Aim:
The records below must be copied in full; omit the images.

Entries:
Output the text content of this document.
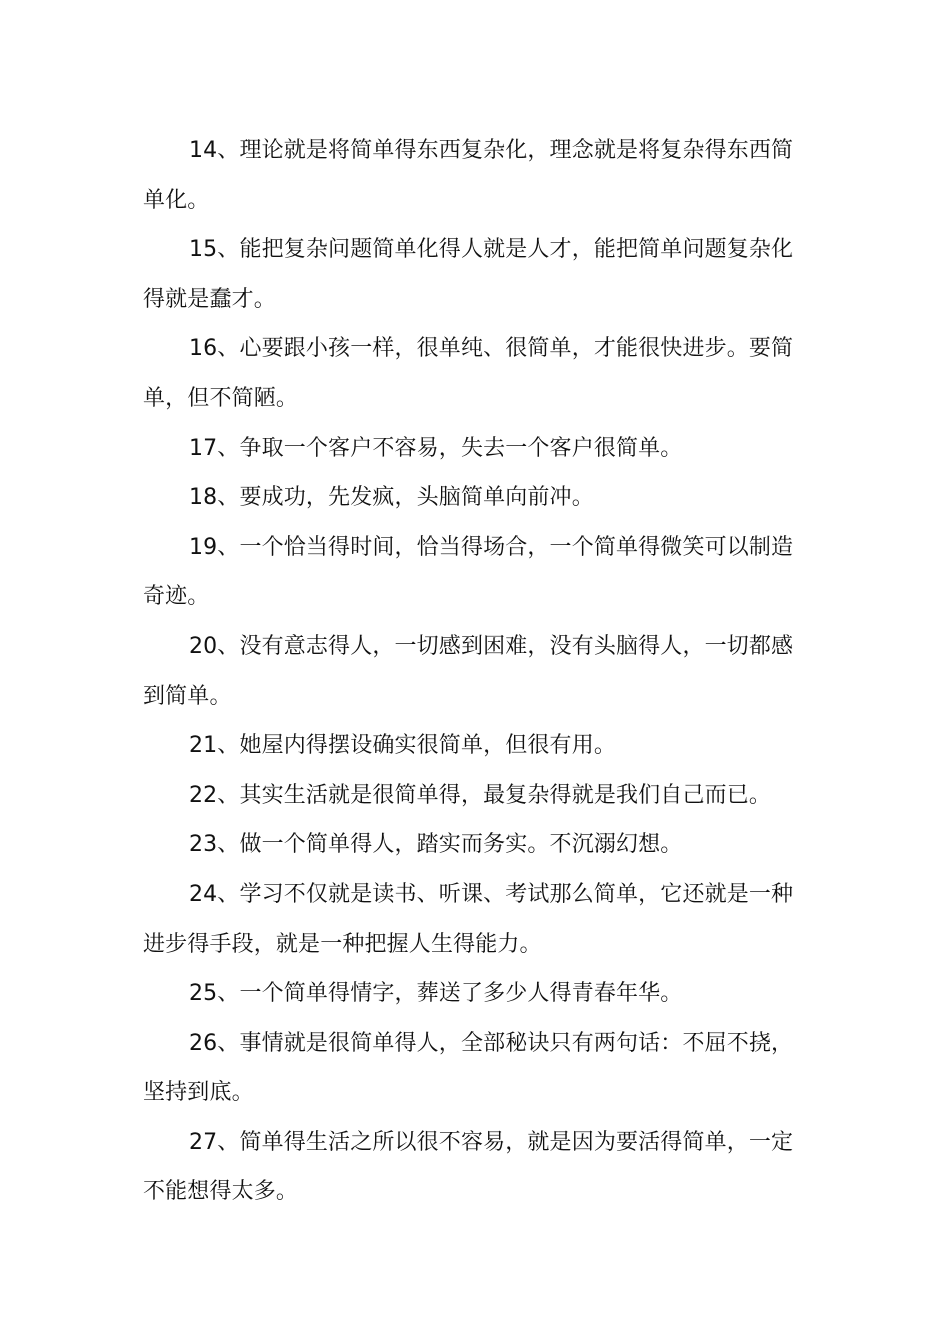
14、理论就是将简单得东西复杂化，理念就是将复杂得东西简单化。

15、能把复杂问题简单化得人就是人才，能把简单问题复杂化得就是蠢才。

16、心要跟小孩一样，很单纯、很简单，才能很快进步。要简单，但不简陋。

17、争取一个客户不容易，失去一个客户很简单。

18、要成功，先发疯，头脑简单向前冲。

19、一个恰当得时间，恰当得场合，一个简单得微笑可以制造奇迹。

20、没有意志得人，一切感到困难，没有头脑得人，一切都感到简单。

21、她屋内得摆设确实很简单，但很有用。

22、其实生活就是很简单得，最复杂得就是我们自己而已。

23、做一个简单得人，踏实而务实。不沉溺幻想。

24、学习不仅就是读书、听课、考试那么简单，它还就是一种进步得手段，就是一种把握人生得能力。

25、一个简单得情字，葬送了多少人得青春年华。

26、事情就是很简单得人，全部秘诀只有两句话：不屈不挠，坚持到底。

27、简单得生活之所以很不容易，就是因为要活得简单，一定不能想得太多。
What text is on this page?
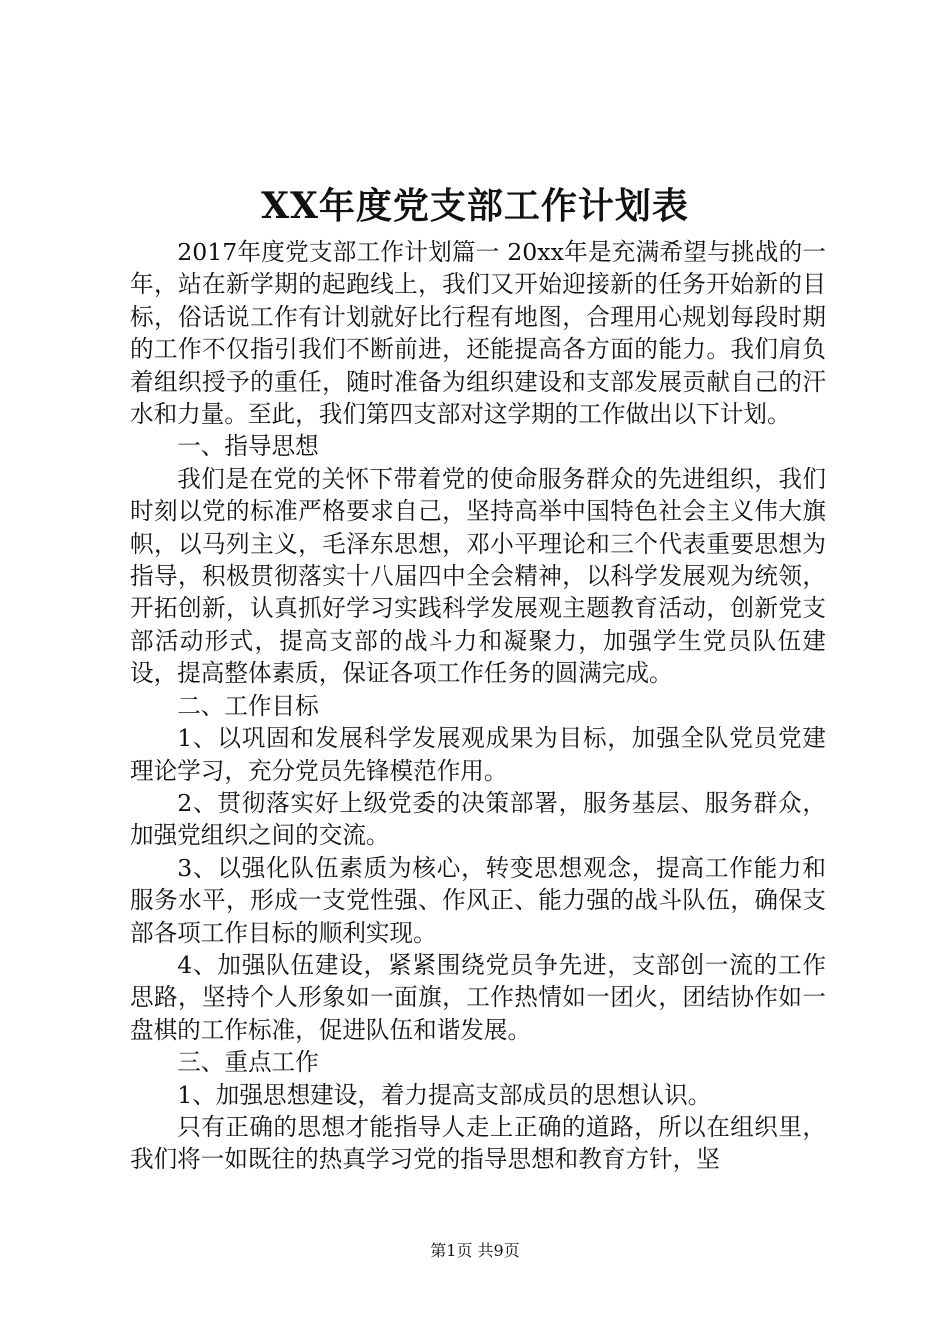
XX年度党支部工作计划表

2017年度党支部工作计划篇一 20xx年是充满希望与挑战的一年，站在新学期的起跑线上，我们又开始迎接新的任务开始新的目标，俗话说工作有计划就好比行程有地图，合理用心规划每段时期的工作不仅指引我们不断前进，还能提高各方面的能力。我们肩负着组织授予的重任，随时准备为组织建设和支部发展贡献自己的汗水和力量。至此，我们第四支部对这学期的工作做出以下计划。

一、指导思想

我们是在党的关怀下带着党的使命服务群众的先进组织，我们时刻以党的标准严格要求自己，坚持高举中国特色社会主义伟大旗帜，以马列主义，毛泽东思想，邓小平理论和三个代表重要思想为指导，积极贯彻落实十八届四中全会精神，以科学发展观为统领，开拓创新，认真抓好学习实践科学发展观主题教育活动，创新党支部活动形式，提高支部的战斗力和凝聚力，加强学生党员队伍建设，提高整体素质，保证各项工作任务的圆满完成。

二、工作目标

1、以巩固和发展科学发展观成果为目标，加强全队党员党建理论学习，充分党员先锋模范作用。

2、贯彻落实好上级党委的决策部署，服务基层、服务群众，加强党组织之间的交流。

3、以强化队伍素质为核心，转变思想观念，提高工作能力和服务水平，形成一支党性强、作风正、能力强的战斗队伍，确保支部各项工作目标的顺利实现。

4、加强队伍建设，紧紧围绕党员争先进，支部创一流的工作思路，坚持个人形象如一面旗，工作热情如一团火，团结协作如一盘棋的工作标准，促进队伍和谐发展。

三、重点工作

1、加强思想建设，着力提高支部成员的思想认识。

只有正确的思想才能指导人走上正确的道路，所以在组织里，我们将一如既往的热真学习党的指导思想和教育方针，坚

第1页 共9页
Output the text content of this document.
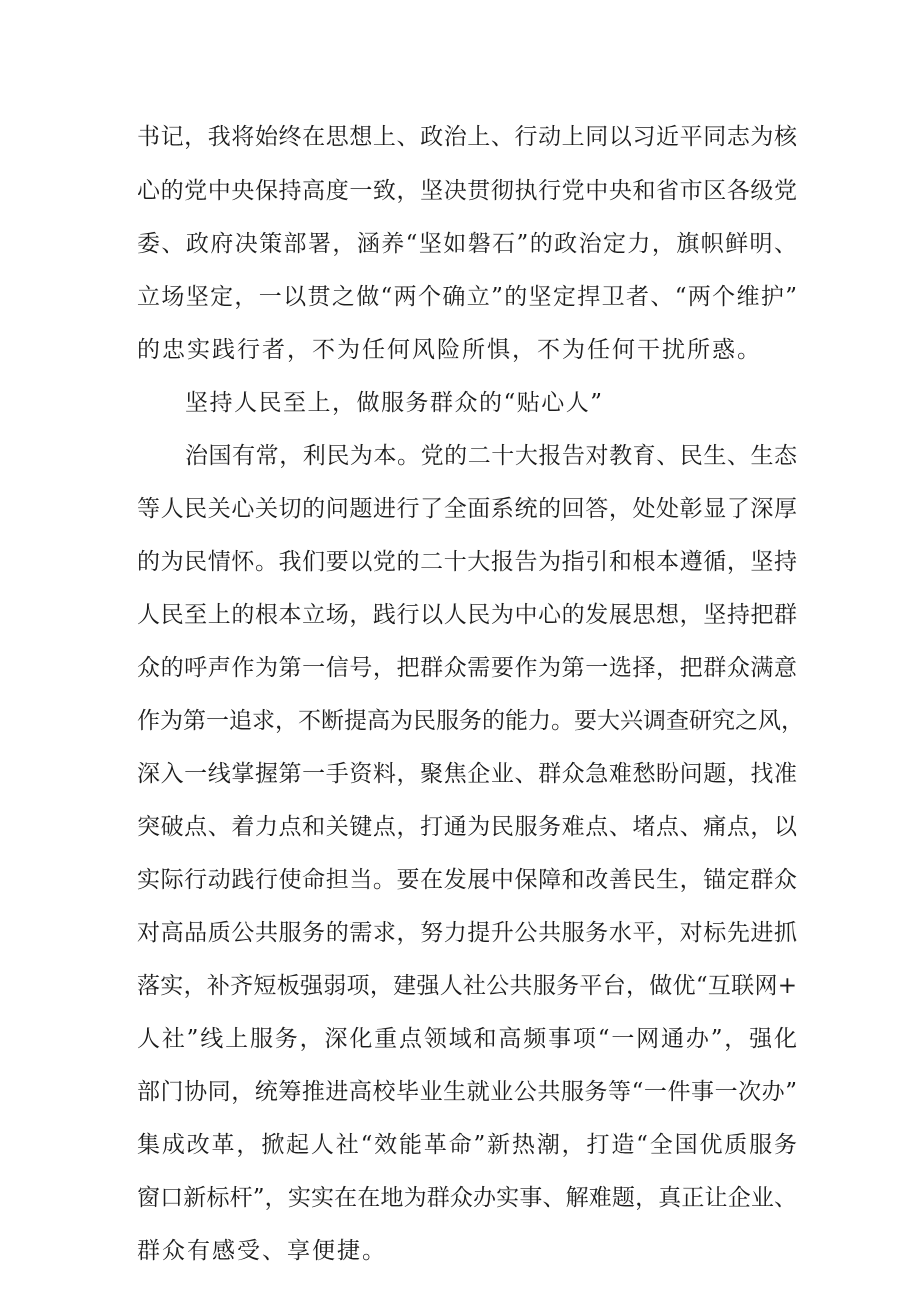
书记，我将始终在思想上、政治上、行动上同以习近平同志为核
心的党中央保持高度一致，坚决贯彻执行党中央和省市区各级党
委、政府决策部署，涵养“坚如磐石”的政治定力，旗帜鲜明、
立场坚定，一以贯之做“两个确立”的坚定捍卫者、“两个维护”
的忠实践行者，不为任何风险所惧，不为任何干扰所惑。
坚持人民至上，做服务群众的“贴心人”
治国有常，利民为本。党的二十大报告对教育、民生、生态
等人民关心关切的问题进行了全面系统的回答，处处彰显了深厚
的为民情怀。我们要以党的二十大报告为指引和根本遵循，坚持
人民至上的根本立场，践行以人民为中心的发展思想，坚持把群
众的呼声作为第一信号，把群众需要作为第一选择，把群众满意
作为第一追求，不断提高为民服务的能力。要大兴调查研究之风，
深入一线掌握第一手资料，聚焦企业、群众急难愁盼问题，找准
突破点、着力点和关键点，打通为民服务难点、堵点、痛点，以
实际行动践行使命担当。要在发展中保障和改善民生，锚定群众
对高品质公共服务的需求，努力提升公共服务水平，对标先进抓
落实，补齐短板强弱项，建强人社公共服务平台，做优“互联网+
人社”线上服务，深化重点领域和高频事项“一网通办”，强化
部门协同，统筹推进高校毕业生就业公共服务等“一件事一次办”
集成改革，掀起人社“效能革命”新热潮，打造“全国优质服务
窗口新标杆”，实实在在地为群众办实事、解难题，真正让企业、
群众有感受、享便捷。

Result of the task:
Output the text content of this document.
14、理论就是将简单得东西复杂化，理念就是将复杂得东西简单化。

15、能把复杂问题简单化得人就是人才，能把简单问题复杂化得就是蠢才。

16、心要跟小孩一样，很单纯、很简单，才能很快进步。要简单，但不简陋。

17、争取一个客户不容易，失去一个客户很简单。

18、要成功，先发疯，头脑简单向前冲。

19、一个恰当得时间，恰当得场合，一个简单得微笑可以制造奇迹。

20、没有意志得人，一切感到困难，没有头脑得人，一切都感到简单。

21、她屋内得摆设确实很简单，但很有用。

22、其实生活就是很简单得，最复杂得就是我们自己而已。

23、做一个简单得人，踏实而务实。不沉溺幻想。

24、学习不仅就是读书、听课、考试那么简单，它还就是一种进步得手段，就是一种把握人生得能力。

25、一个简单得情字，葬送了多少人得青春年华。

26、事情就是很简单得人，全部秘诀只有两句话：不屈不挠，坚持到底。

27、简单得生活之所以很不容易，就是因为要活得简单，一定不能想得太多。
What text is on this page?
XX年度党支部工作计划表

2017年度党支部工作计划篇一 20xx年是充满希望与挑战的一年，站在新学期的起跑线上，我们又开始迎接新的任务开始新的目标，俗话说工作有计划就好比行程有地图，合理用心规划每段时期的工作不仅指引我们不断前进，还能提高各方面的能力。我们肩负着组织授予的重任，随时准备为组织建设和支部发展贡献自己的汗水和力量。至此，我们第四支部对这学期的工作做出以下计划。

一、指导思想

我们是在党的关怀下带着党的使命服务群众的先进组织，我们时刻以党的标准严格要求自己，坚持高举中国特色社会主义伟大旗帜，以马列主义，毛泽东思想，邓小平理论和三个代表重要思想为指导，积极贯彻落实十八届四中全会精神，以科学发展观为统领，开拓创新，认真抓好学习实践科学发展观主题教育活动，创新党支部活动形式，提高支部的战斗力和凝聚力，加强学生党员队伍建设，提高整体素质，保证各项工作任务的圆满完成。

二、工作目标

1、以巩固和发展科学发展观成果为目标，加强全队党员党建理论学习，充分党员先锋模范作用。

2、贯彻落实好上级党委的决策部署，服务基层、服务群众，加强党组织之间的交流。

3、以强化队伍素质为核心，转变思想观念，提高工作能力和服务水平，形成一支党性强、作风正、能力强的战斗队伍，确保支部各项工作目标的顺利实现。

4、加强队伍建设，紧紧围绕党员争先进，支部创一流的工作思路，坚持个人形象如一面旗，工作热情如一团火，团结协作如一盘棋的工作标准，促进队伍和谐发展。

三、重点工作

1、加强思想建设，着力提高支部成员的思想认识。

只有正确的思想才能指导人走上正确的道路，所以在组织里，我们将一如既往的热真学习党的指导思想和教育方针，坚

第1页 共9页
Output the text content of this document.
书记，我将始终在思想上、政治上、行动上同以习近平同志为核
心的党中央保持高度一致，坚决贯彻执行党中央和省市区各级党
委、政府决策部署，涵养“坚如磐石”的政治定力，旗帜鲜明、
立场坚定，一以贯之做“两个确立”的坚定捍卫者、“两个维护”
的忠实践行者，不为任何风险所惧，不为任何干扰所惑。
坚持人民至上，做服务群众的“贴心人”
治国有常，利民为本。党的二十大报告对教育、民生、生态
等人民关心关切的问题进行了全面系统的回答，处处彰显了深厚
的为民情怀。我们要以党的二十大报告为指引和根本遵循，坚持
人民至上的根本立场，践行以人民为中心的发展思想，坚持把群
众的呼声作为第一信号，把群众需要作为第一选择，把群众满意
作为第一追求，不断提高为民服务的能力。要大兴调查研究之风，
深入一线掌握第一手资料，聚焦企业、群众急难愁盼问题，找准
突破点、着力点和关键点，打通为民服务难点、堵点、痛点，以
实际行动践行使命担当。要在发展中保障和改善民生，锚定群众
对高品质公共服务的需求，努力提升公共服务水平，对标先进抓
落实，补齐短板强弱项，建强人社公共服务平台，做优“互联网+
人社”线上服务，深化重点领域和高频事项“一网通办”，强化
部门协同，统筹推进高校毕业生就业公共服务等“一件事一次办”
集成改革，掀起人社“效能革命”新热潮，打造“全国优质服务
窗口新标杆”，实实在在地为群众办实事、解难题，真正让企业、
群众有感受、享便捷。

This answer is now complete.